-- Begin Provided information --
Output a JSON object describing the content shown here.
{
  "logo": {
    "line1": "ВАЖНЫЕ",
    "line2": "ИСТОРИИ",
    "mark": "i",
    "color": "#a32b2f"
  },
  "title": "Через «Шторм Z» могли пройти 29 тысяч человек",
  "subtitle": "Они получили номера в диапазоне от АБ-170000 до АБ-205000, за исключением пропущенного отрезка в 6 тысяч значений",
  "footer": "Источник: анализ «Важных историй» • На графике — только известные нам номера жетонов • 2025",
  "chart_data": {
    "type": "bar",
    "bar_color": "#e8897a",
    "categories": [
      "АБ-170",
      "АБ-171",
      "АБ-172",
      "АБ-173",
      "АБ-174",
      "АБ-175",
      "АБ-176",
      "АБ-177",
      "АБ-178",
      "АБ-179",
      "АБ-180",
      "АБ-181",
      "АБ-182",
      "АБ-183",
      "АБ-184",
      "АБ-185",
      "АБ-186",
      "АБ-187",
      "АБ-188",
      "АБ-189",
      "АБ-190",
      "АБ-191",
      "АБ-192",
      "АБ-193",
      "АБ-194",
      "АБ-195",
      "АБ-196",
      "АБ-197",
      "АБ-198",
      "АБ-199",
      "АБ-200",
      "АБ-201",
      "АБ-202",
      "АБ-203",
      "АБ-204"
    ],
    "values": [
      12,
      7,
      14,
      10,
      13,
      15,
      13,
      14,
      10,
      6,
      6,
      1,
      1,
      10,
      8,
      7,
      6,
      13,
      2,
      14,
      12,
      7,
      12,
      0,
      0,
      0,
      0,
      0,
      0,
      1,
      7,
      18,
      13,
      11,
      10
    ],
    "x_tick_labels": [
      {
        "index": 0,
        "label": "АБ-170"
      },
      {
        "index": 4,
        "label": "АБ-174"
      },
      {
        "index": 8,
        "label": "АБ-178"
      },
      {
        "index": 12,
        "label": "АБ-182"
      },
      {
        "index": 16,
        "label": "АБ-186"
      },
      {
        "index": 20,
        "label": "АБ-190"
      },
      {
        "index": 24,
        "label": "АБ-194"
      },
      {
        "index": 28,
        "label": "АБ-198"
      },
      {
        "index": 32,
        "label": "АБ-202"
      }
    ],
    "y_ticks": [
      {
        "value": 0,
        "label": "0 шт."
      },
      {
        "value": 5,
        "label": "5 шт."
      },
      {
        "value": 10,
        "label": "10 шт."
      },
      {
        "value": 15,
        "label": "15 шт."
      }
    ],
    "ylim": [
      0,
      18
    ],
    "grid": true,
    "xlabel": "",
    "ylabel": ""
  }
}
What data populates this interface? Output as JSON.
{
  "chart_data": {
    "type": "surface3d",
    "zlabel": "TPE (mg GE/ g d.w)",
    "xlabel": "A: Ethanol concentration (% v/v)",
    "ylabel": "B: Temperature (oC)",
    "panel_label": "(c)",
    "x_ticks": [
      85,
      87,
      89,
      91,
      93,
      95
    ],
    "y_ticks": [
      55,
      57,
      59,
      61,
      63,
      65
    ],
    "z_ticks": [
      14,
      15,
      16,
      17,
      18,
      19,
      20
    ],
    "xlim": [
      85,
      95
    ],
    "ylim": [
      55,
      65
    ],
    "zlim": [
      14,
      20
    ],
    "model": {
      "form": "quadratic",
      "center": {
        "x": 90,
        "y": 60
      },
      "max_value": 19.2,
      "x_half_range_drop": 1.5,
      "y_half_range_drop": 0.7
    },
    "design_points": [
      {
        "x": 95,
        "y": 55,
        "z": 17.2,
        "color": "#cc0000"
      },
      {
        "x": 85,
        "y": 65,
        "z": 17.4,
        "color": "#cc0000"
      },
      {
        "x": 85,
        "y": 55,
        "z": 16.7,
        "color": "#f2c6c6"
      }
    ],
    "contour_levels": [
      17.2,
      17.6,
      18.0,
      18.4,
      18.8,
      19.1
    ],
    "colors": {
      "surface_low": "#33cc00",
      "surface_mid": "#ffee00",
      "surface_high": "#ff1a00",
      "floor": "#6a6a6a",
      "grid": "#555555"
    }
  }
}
-- End Provided information --
**Given task**
Print every record above exactly as written.

**Answer to the exercise**
Output a JSON object describing the content shown here.
{
  "logo": {
    "line1": "ВАЖНЫЕ",
    "line2": "ИСТОРИИ",
    "mark": "i",
    "color": "#a32b2f"
  },
  "title": "Через «Шторм Z» могли пройти 29 тысяч человек",
  "subtitle": "Они получили номера в диапазоне от АБ-170000 до АБ-205000, за исключением пропущенного отрезка в 6 тысяч значений",
  "footer": "Источник: анализ «Важных историй» • На графике — только известные нам номера жетонов • 2025",
  "chart_data": {
    "type": "bar",
    "bar_color": "#e8897a",
    "categories": [
      "АБ-170",
      "АБ-171",
      "АБ-172",
      "АБ-173",
      "АБ-174",
      "АБ-175",
      "АБ-176",
      "АБ-177",
      "АБ-178",
      "АБ-179",
      "АБ-180",
      "АБ-181",
      "АБ-182",
      "АБ-183",
      "АБ-184",
      "АБ-185",
      "АБ-186",
      "АБ-187",
      "АБ-188",
      "АБ-189",
      "АБ-190",
      "АБ-191",
      "АБ-192",
      "АБ-193",
      "АБ-194",
      "АБ-195",
      "АБ-196",
      "АБ-197",
      "АБ-198",
      "АБ-199",
      "АБ-200",
      "АБ-201",
      "АБ-202",
      "АБ-203",
      "АБ-204"
    ],
    "values": [
      12,
      7,
      14,
      10,
      13,
      15,
      13,
      14,
      10,
      6,
      6,
      1,
      1,
      10,
      8,
      7,
      6,
      13,
      2,
      14,
      12,
      7,
      12,
      0,
      0,
      0,
      0,
      0,
      0,
      1,
      7,
      18,
      13,
      11,
      10
    ],
    "x_tick_labels": [
      {
        "index": 0,
        "label": "АБ-170"
      },
      {
        "index": 4,
        "label": "АБ-174"
      },
      {
        "index": 8,
        "label": "АБ-178"
      },
      {
        "index": 12,
        "label": "АБ-182"
      },
      {
        "index": 16,
        "label": "АБ-186"
      },
      {
        "index": 20,
        "label": "АБ-190"
      },
      {
        "index": 24,
        "label": "АБ-194"
      },
      {
        "index": 28,
        "label": "АБ-198"
      },
      {
        "index": 32,
        "label": "АБ-202"
      }
    ],
    "y_ticks": [
      {
        "value": 0,
        "label": "0 шт."
      },
      {
        "value": 5,
        "label": "5 шт."
      },
      {
        "value": 10,
        "label": "10 шт."
      },
      {
        "value": 15,
        "label": "15 шт."
      }
    ],
    "ylim": [
      0,
      18
    ],
    "grid": true,
    "xlabel": "",
    "ylabel": ""
  }
}
What data populates this interface? Output as JSON.
{
  "chart_data": {
    "type": "surface3d",
    "zlabel": "TPE (mg GE/ g d.w)",
    "xlabel": "A: Ethanol concentration (% v/v)",
    "ylabel": "B: Temperature (oC)",
    "panel_label": "(c)",
    "x_ticks": [
      85,
      87,
      89,
      91,
      93,
      95
    ],
    "y_ticks": [
      55,
      57,
      59,
      61,
      63,
      65
    ],
    "z_ticks": [
      14,
      15,
      16,
      17,
      18,
      19,
      20
    ],
    "xlim": [
      85,
      95
    ],
    "ylim": [
      55,
      65
    ],
    "zlim": [
      14,
      20
    ],
    "model": {
      "form": "quadratic",
      "center": {
        "x": 90,
        "y": 60
      },
      "max_value": 19.2,
      "x_half_range_drop": 1.5,
      "y_half_range_drop": 0.7
    },
    "design_points": [
      {
        "x": 95,
        "y": 55,
        "z": 17.2,
        "color": "#cc0000"
      },
      {
        "x": 85,
        "y": 65,
        "z": 17.4,
        "color": "#cc0000"
      },
      {
        "x": 85,
        "y": 55,
        "z": 16.7,
        "color": "#f2c6c6"
      }
    ],
    "contour_levels": [
      17.2,
      17.6,
      18.0,
      18.4,
      18.8,
      19.1
    ],
    "colors": {
      "surface_low": "#33cc00",
      "surface_mid": "#ffee00",
      "surface_high": "#ff1a00",
      "floor": "#6a6a6a",
      "grid": "#555555"
    }
  }
}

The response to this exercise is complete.